REQUIREMENTS: Repeat each entry exactly and drop the pictures.

(Recorded data)
-------------------------
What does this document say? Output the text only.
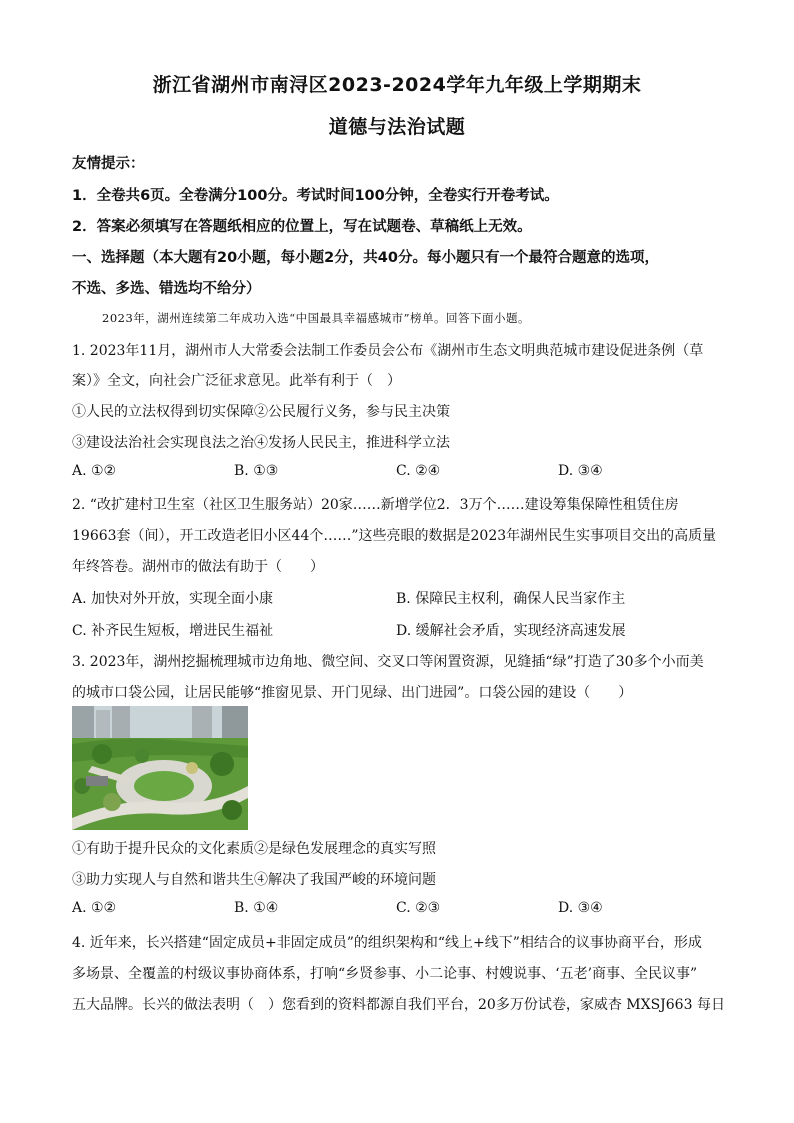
浙江省湖州市南浔区2023-2024学年九年级上学期期末
道德与法治试题
友情提示：
1．全卷共6页。全卷满分100分。考试时间100分钟，全卷实行开卷考试。
2．答案必须填写在答题纸相应的位置上，写在试题卷、草稿纸上无效。
一、选择题（本大题有20小题，每小题2分，共40分。每小题只有一个最符合题意的选项，
不选、多选、错选均不给分）
2023年，湖州连续第二年成功入选“中国最具幸福感城市”榜单。回答下面小题。
1. 2023年11月，湖州市人大常委会法制工作委员会公布《湖州市生态文明典范城市建设促进条例（草
案）》全文，向社会广泛征求意见。此举有利于（　）
①人民的立法权得到切实保障②公民履行义务，参与民主决策
③建设法治社会实现良法之治④发扬人民民主，推进科学立法
A. ①②	B. ①③	C. ②④	D. ③④
2. “改扩建村卫生室（社区卫生服务站）20家……新增学位2．3万个……建设筹集保障性租赁住房
19663套（间），开工改造老旧小区44个……”这些亮眼的数据是2023年湖州民生实事项目交出的高质量
年终答卷。湖州市的做法有助于（　　）
A. 加快对外开放，实现全面小康	B. 保障民主权利，确保人民当家作主
C. 补齐民生短板，增进民生福祉	D. 缓解社会矛盾，实现经济高速发展
3. 2023年，湖州挖掘梳理城市边角地、微空间、交叉口等闲置资源，见缝插“绿”打造了30多个小而美
的城市口袋公园，让居民能够“推窗见景、开门见绿、出门进园”。口袋公园的建设（　　）
①有助于提升民众的文化素质②是绿色发展理念的真实写照
③助力实现人与自然和谐共生④解决了我国严峻的环境问题
A. ①②	B. ①④	C. ②③	D. ③④
4. 近年来，长兴搭建“固定成员+非固定成员”的组织架构和“线上+线下”相结合的议事协商平台，形成
多场景、全覆盖的村级议事协商体系，打响“乡贤参事、小二论事、村嫂说事、‘五老’商事、全民议事”
五大品牌。长兴的做法表明（　）您看到的资料都源自我们平台，20多万份试卷，家威杏 MXSJ663 每日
-------------------------
EXERCISE SOLUTION:
What does this document say? Output the text only.
浙江省湖州市南浔区2023-2024学年九年级上学期期末
道德与法治试题
友情提示：
1．全卷共6页。全卷满分100分。考试时间100分钟，全卷实行开卷考试。
2．答案必须填写在答题纸相应的位置上，写在试题卷、草稿纸上无效。
一、选择题（本大题有20小题，每小题2分，共40分。每小题只有一个最符合题意的选项，
不选、多选、错选均不给分）
2023年，湖州连续第二年成功入选“中国最具幸福感城市”榜单。回答下面小题。
1. 2023年11月，湖州市人大常委会法制工作委员会公布《湖州市生态文明典范城市建设促进条例（草
案）》全文，向社会广泛征求意见。此举有利于（　）
①人民的立法权得到切实保障②公民履行义务，参与民主决策
③建设法治社会实现良法之治④发扬人民民主，推进科学立法
A. ①②	B. ①③	C. ②④	D. ③④
2. “改扩建村卫生室（社区卫生服务站）20家……新增学位2．3万个……建设筹集保障性租赁住房
19663套（间），开工改造老旧小区44个……”这些亮眼的数据是2023年湖州民生实事项目交出的高质量
年终答卷。湖州市的做法有助于（　　）
A. 加快对外开放，实现全面小康	B. 保障民主权利，确保人民当家作主
C. 补齐民生短板，增进民生福祉	D. 缓解社会矛盾，实现经济高速发展
3. 2023年，湖州挖掘梳理城市边角地、微空间、交叉口等闲置资源，见缝插“绿”打造了30多个小而美
的城市口袋公园，让居民能够“推窗见景、开门见绿、出门进园”。口袋公园的建设（　　）
①有助于提升民众的文化素质②是绿色发展理念的真实写照
③助力实现人与自然和谐共生④解决了我国严峻的环境问题
A. ①②	B. ①④	C. ②③	D. ③④
4. 近年来，长兴搭建“固定成员+非固定成员”的组织架构和“线上+线下”相结合的议事协商平台，形成
多场景、全覆盖的村级议事协商体系，打响“乡贤参事、小二论事、村嫂说事、‘五老’商事、全民议事”
五大品牌。长兴的做法表明（　）您看到的资料都源自我们平台，20多万份试卷，家威杏 MXSJ663 每日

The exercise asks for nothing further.